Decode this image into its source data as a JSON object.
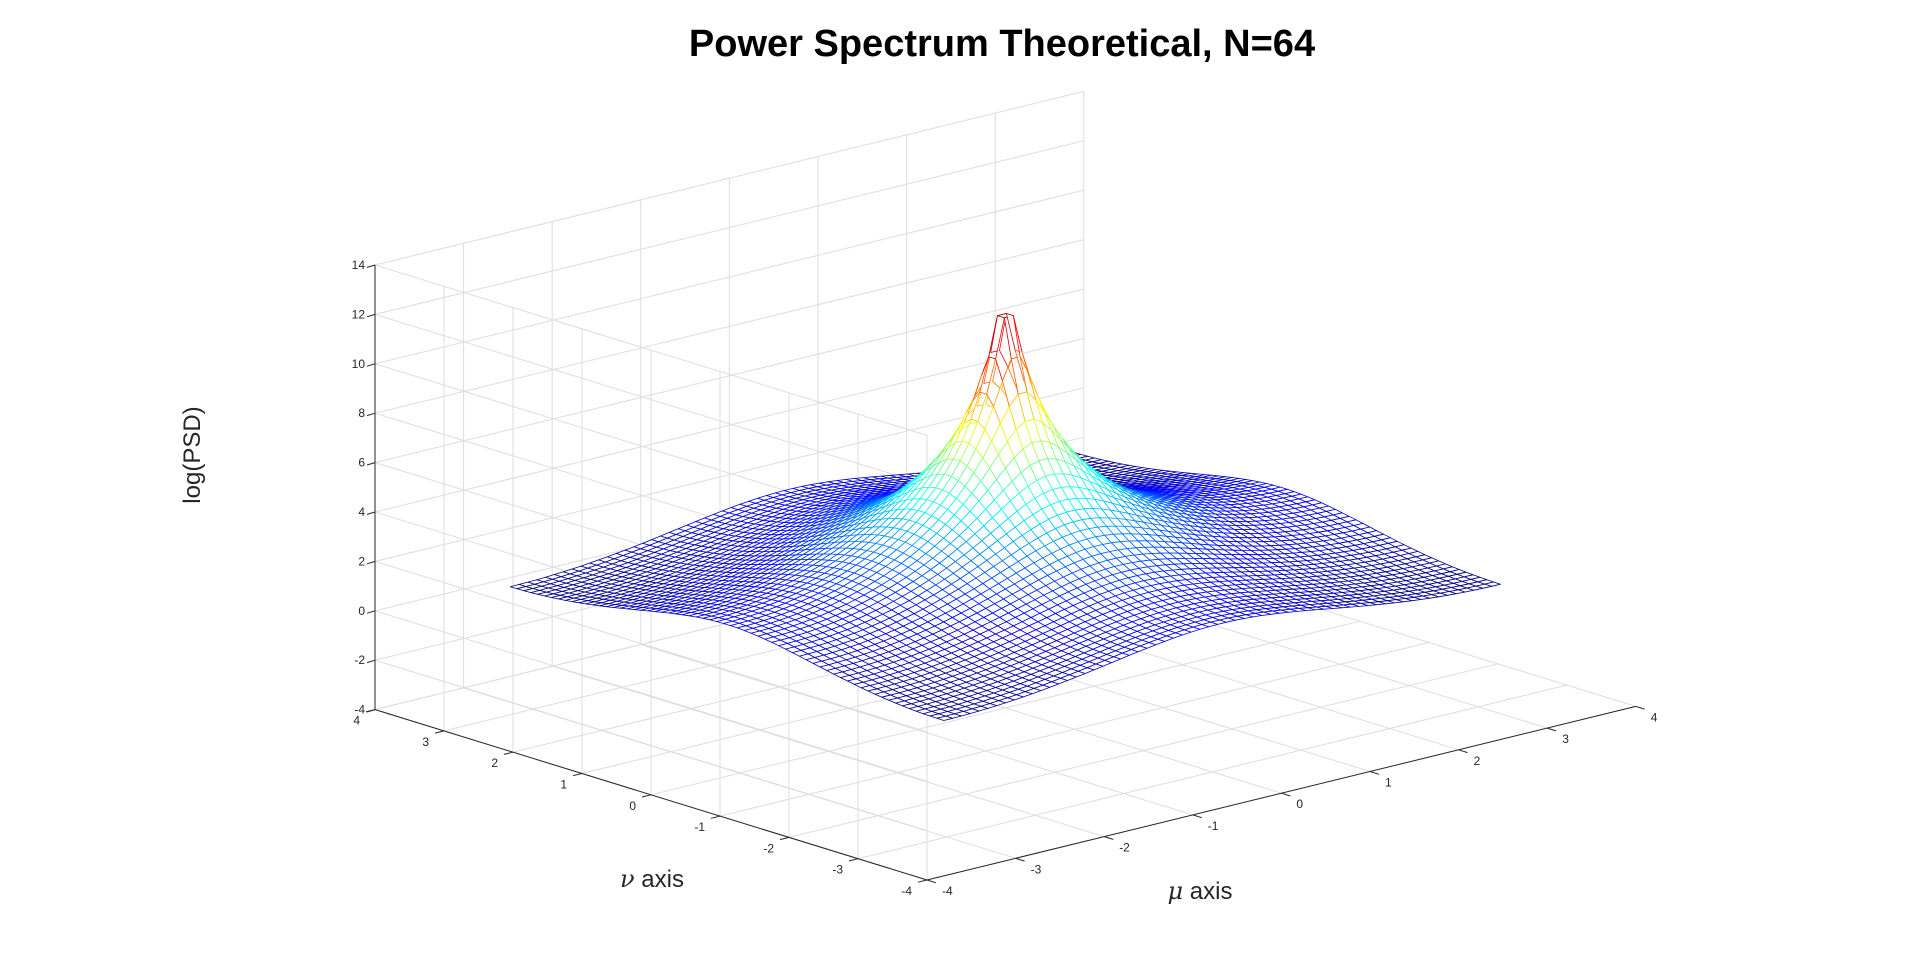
{
  "chart_data": {
    "type": "surface",
    "title": "Power Spectrum Theoretical, N=64",
    "xlabel_symbol": "μ",
    "xlabel_text": " axis",
    "ylabel_symbol": "ν",
    "ylabel_text": " axis",
    "zlabel": "log(PSD)",
    "xlim": [
      -4,
      4
    ],
    "ylim": [
      -4,
      4
    ],
    "zlim": [
      -4,
      14
    ],
    "x_ticks": [
      "-4",
      "-3",
      "-2",
      "-1",
      "0",
      "1",
      "2",
      "3",
      "4"
    ],
    "y_ticks": [
      "-4",
      "-3",
      "-2",
      "-1",
      "0",
      "1",
      "2",
      "3",
      "4"
    ],
    "z_ticks": [
      "-4",
      "-2",
      "0",
      "2",
      "4",
      "6",
      "8",
      "10",
      "12",
      "14"
    ],
    "grid": true,
    "colormap": "jet",
    "grid_points": 64,
    "domain": [
      -3.14159,
      3.14159
    ],
    "peak": {
      "x": 0,
      "y": 0,
      "z": 11.1
    }
  }
}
● ● ● ● ●
Take the listing above and restate it word for word, without its pictures.

Decode this image into its source data as a JSON object.
{
  "chart_data": {
    "type": "surface",
    "title": "Power Spectrum Theoretical, N=64",
    "xlabel_symbol": "μ",
    "xlabel_text": " axis",
    "ylabel_symbol": "ν",
    "ylabel_text": " axis",
    "zlabel": "log(PSD)",
    "xlim": [
      -4,
      4
    ],
    "ylim": [
      -4,
      4
    ],
    "zlim": [
      -4,
      14
    ],
    "x_ticks": [
      "-4",
      "-3",
      "-2",
      "-1",
      "0",
      "1",
      "2",
      "3",
      "4"
    ],
    "y_ticks": [
      "-4",
      "-3",
      "-2",
      "-1",
      "0",
      "1",
      "2",
      "3",
      "4"
    ],
    "z_ticks": [
      "-4",
      "-2",
      "0",
      "2",
      "4",
      "6",
      "8",
      "10",
      "12",
      "14"
    ],
    "grid": true,
    "colormap": "jet",
    "grid_points": 64,
    "domain": [
      -3.14159,
      3.14159
    ],
    "peak": {
      "x": 0,
      "y": 0,
      "z": 11.1
    }
  }
}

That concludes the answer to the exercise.